§ **What is asked**: Below are some records. Quote exactly the lines from the one that contains "Transcribe this image's" through the last, both included, and leave out the pictures.

§ **Records to use**:
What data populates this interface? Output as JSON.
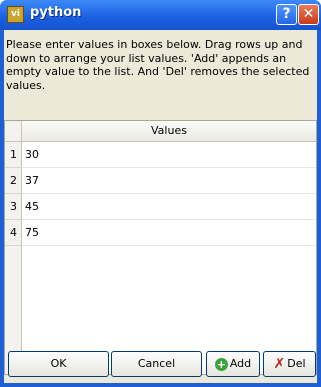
{
  "window": {
    "title": "python",
    "icon_glyph": "vi",
    "help_glyph": "?",
    "close_glyph": "✕"
  },
  "description": "Please enter values in boxes below. Drag rows up and down to arrange your list values. 'Add' appends an empty value to the list. And 'Del' removes the selected values.",
  "table": {
    "column_header": "Values",
    "rows": [
      {
        "num": "1",
        "value": "30"
      },
      {
        "num": "2",
        "value": "37"
      },
      {
        "num": "3",
        "value": "45"
      },
      {
        "num": "4",
        "value": "75"
      }
    ]
  },
  "buttons": {
    "ok": "OK",
    "cancel": "Cancel",
    "add": "Add",
    "del": "Del"
  },
  "icons": {
    "add": "add-icon",
    "del": "delete-icon"
  }
}
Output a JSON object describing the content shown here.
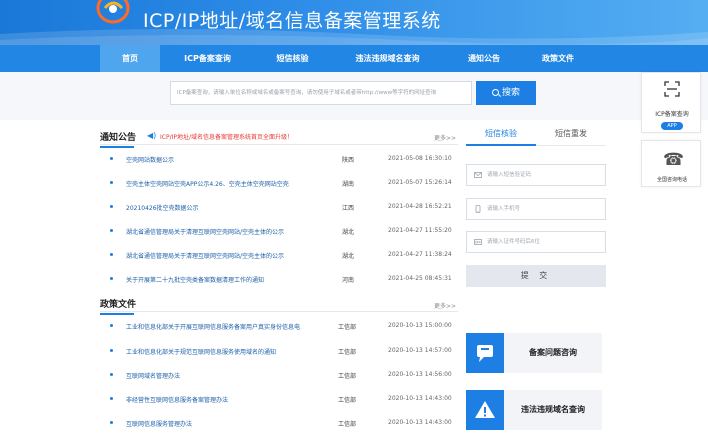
{
  "header": {
    "title": "ICP/IP地址/域名信息备案管理系统"
  },
  "nav": {
    "items": [
      {
        "label": "首页",
        "active": true
      },
      {
        "label": "ICP备案查询",
        "active": false
      },
      {
        "label": "短信核验",
        "active": false
      },
      {
        "label": "违法违规域名查询",
        "active": false
      },
      {
        "label": "通知公告",
        "active": false
      },
      {
        "label": "政策文件",
        "active": false
      }
    ]
  },
  "search": {
    "placeholder": "ICP备案查询，请输入单位名称或域名或备案号查询，请勿使用子域名或者带http://www等字符的网址查询",
    "button_label": "搜索"
  },
  "float_app": {
    "label": "ICP备案查询",
    "badge": "APP"
  },
  "float_phone": {
    "label": "全国咨询电话"
  },
  "notice": {
    "title": "通知公告",
    "announcement": "ICP/IP地址/域名信息备案管理系统首页全面升级！",
    "more": "更多>>",
    "rows": [
      {
        "title": "空壳网站数据公示",
        "region": "陕西",
        "date": "2021-05-08 16:30:10"
      },
      {
        "title": "空壳主体空壳网站空壳APP公示4.26、空壳主体空壳网站空壳",
        "region": "湖南",
        "date": "2021-05-07 15:26:14"
      },
      {
        "title": "20210426批空壳数据公示",
        "region": "江西",
        "date": "2021-04-28 16:52:21"
      },
      {
        "title": "湖北省通信管理局关于清理互联网空壳网站/空壳主体的公示",
        "region": "湖北",
        "date": "2021-04-27 11:55:20"
      },
      {
        "title": "湖北省通信管理局关于清理互联网空壳网站/空壳主体的公示",
        "region": "湖北",
        "date": "2021-04-27 11:38:24"
      },
      {
        "title": "关于开展第二十九批空壳类备案数据清理工作的通知",
        "region": "河南",
        "date": "2021-04-25 08:45:31"
      }
    ]
  },
  "policy": {
    "title": "政策文件",
    "more": "更多>>",
    "rows": [
      {
        "title": "工业和信息化部关于开展互联网信息服务备案用户真实身份信息电",
        "region": "工信部",
        "date": "2020-10-13 15:00:00"
      },
      {
        "title": "工业和信息化部关于规范互联网信息服务使用域名的通知",
        "region": "工信部",
        "date": "2020-10-13 14:57:00"
      },
      {
        "title": "互联网域名管理办法",
        "region": "工信部",
        "date": "2020-10-13 14:56:00"
      },
      {
        "title": "非经营性互联网信息服务备案管理办法",
        "region": "工信部",
        "date": "2020-10-13 14:43:00"
      },
      {
        "title": "互联网信息服务管理办法",
        "region": "工信部",
        "date": "2020-10-13 14:43:00"
      }
    ]
  },
  "sms": {
    "tab_active": "短信核验",
    "tab_inactive": "短信重发",
    "fields": [
      {
        "placeholder": "请输入短信验证码",
        "icon": "mail-icon"
      },
      {
        "placeholder": "请输入手机号",
        "icon": "phone-icon"
      },
      {
        "placeholder": "请输入证件号码后6位",
        "icon": "id-card-icon"
      }
    ],
    "submit_label": "提 交"
  },
  "side_cards": {
    "consult": "备案问题咨询",
    "illegal": "违法违规域名查询"
  },
  "colors": {
    "primary": "#1d7fe3",
    "nav_bg": "#2286e4",
    "nav_active": "#4fa6ef",
    "alert_text": "#e53935"
  }
}
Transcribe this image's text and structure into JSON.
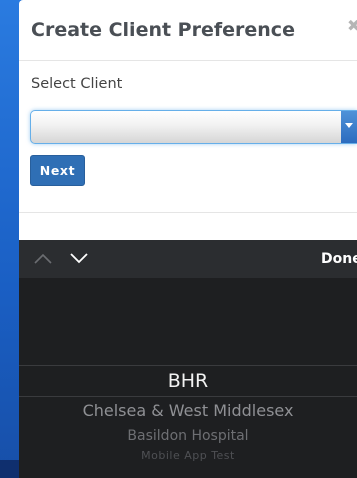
{
  "modal": {
    "title": "Create Client Preference",
    "close_icon": "close-icon",
    "field_label": "Select Client",
    "select_value": "",
    "next_label": "Next"
  },
  "picker": {
    "toolbar": {
      "up_icon": "chevron-up-icon",
      "down_icon": "chevron-down-icon",
      "done_label": "Done"
    },
    "options": [
      {
        "label": "BHR",
        "selected": true
      },
      {
        "label": "Chelsea & West Middlesex",
        "selected": false
      },
      {
        "label": "Basildon Hospital",
        "selected": false
      },
      {
        "label": "Mobile App Test",
        "selected": false
      }
    ]
  },
  "colors": {
    "background_blue": "#1f6fd6",
    "primary_button": "#2f6fb5",
    "picker_background": "#1e1f21",
    "picker_toolbar": "#2b2d30"
  }
}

§ **Full answer**:
Transcribe this image's text and structure into JSON.
{
  "modal": {
    "title": "Create Client Preference",
    "close_icon": "close-icon",
    "field_label": "Select Client",
    "select_value": "",
    "next_label": "Next"
  },
  "picker": {
    "toolbar": {
      "up_icon": "chevron-up-icon",
      "down_icon": "chevron-down-icon",
      "done_label": "Done"
    },
    "options": [
      {
        "label": "BHR",
        "selected": true
      },
      {
        "label": "Chelsea & West Middlesex",
        "selected": false
      },
      {
        "label": "Basildon Hospital",
        "selected": false
      },
      {
        "label": "Mobile App Test",
        "selected": false
      }
    ]
  },
  "colors": {
    "background_blue": "#1f6fd6",
    "primary_button": "#2f6fb5",
    "picker_background": "#1e1f21",
    "picker_toolbar": "#2b2d30"
  }
}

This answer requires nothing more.